DIRECTIONS >> Copy each line containing the word "title" from the records that follow, please.

(Entries taken from a collection)
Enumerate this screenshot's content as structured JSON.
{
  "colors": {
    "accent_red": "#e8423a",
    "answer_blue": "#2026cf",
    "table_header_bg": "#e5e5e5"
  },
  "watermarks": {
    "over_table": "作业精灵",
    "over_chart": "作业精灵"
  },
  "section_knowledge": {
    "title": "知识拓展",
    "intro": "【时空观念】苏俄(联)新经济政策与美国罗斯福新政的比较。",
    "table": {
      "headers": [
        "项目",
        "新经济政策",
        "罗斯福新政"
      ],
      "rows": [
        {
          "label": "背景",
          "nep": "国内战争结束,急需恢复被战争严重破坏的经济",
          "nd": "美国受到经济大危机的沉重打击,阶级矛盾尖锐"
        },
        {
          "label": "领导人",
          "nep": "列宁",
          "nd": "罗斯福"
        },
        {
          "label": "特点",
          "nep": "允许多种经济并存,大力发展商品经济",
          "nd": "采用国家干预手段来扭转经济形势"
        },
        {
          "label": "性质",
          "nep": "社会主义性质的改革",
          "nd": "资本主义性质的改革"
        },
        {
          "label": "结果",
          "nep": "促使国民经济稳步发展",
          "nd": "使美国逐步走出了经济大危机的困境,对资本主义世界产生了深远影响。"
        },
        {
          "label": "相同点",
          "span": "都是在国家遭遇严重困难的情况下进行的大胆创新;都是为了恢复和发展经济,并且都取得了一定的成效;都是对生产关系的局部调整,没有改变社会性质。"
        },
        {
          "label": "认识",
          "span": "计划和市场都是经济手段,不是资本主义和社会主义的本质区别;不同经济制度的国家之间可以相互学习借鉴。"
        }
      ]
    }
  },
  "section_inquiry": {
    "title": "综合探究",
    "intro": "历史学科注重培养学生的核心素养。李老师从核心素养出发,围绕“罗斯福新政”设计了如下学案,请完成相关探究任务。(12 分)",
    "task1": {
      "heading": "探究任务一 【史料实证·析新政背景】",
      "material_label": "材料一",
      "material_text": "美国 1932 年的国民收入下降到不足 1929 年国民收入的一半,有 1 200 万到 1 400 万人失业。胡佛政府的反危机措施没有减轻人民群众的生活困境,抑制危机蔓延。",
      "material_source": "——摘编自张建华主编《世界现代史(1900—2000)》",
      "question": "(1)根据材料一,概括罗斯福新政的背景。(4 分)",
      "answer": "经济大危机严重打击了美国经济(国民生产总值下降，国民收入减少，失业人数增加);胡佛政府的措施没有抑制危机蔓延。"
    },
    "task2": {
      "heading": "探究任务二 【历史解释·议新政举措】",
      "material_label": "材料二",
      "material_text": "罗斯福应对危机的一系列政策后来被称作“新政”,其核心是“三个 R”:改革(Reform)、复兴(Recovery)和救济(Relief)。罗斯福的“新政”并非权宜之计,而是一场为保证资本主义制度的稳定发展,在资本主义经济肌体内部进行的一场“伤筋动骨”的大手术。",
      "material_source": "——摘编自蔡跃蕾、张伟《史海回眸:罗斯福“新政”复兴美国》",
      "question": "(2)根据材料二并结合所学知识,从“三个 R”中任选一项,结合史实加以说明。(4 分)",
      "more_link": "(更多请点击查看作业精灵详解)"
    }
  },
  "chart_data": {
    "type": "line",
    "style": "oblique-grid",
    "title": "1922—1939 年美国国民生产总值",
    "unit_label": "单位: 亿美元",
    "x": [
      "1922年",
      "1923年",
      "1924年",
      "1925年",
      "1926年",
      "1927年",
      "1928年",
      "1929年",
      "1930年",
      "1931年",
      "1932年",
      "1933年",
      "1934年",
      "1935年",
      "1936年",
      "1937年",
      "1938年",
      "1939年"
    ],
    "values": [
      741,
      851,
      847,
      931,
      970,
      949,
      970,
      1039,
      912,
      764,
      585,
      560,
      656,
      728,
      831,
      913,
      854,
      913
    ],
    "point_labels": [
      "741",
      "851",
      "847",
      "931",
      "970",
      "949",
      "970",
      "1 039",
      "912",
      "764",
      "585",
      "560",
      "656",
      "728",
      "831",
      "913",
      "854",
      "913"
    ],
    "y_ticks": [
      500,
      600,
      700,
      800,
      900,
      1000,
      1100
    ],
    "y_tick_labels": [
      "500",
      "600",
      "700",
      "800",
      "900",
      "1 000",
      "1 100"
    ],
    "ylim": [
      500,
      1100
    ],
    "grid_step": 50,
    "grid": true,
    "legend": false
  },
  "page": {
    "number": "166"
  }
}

OUTPUT >>
    "title": "知识拓展",
    "title": "综合探究",
    "title": "1922—1939 年美国国民生产总值",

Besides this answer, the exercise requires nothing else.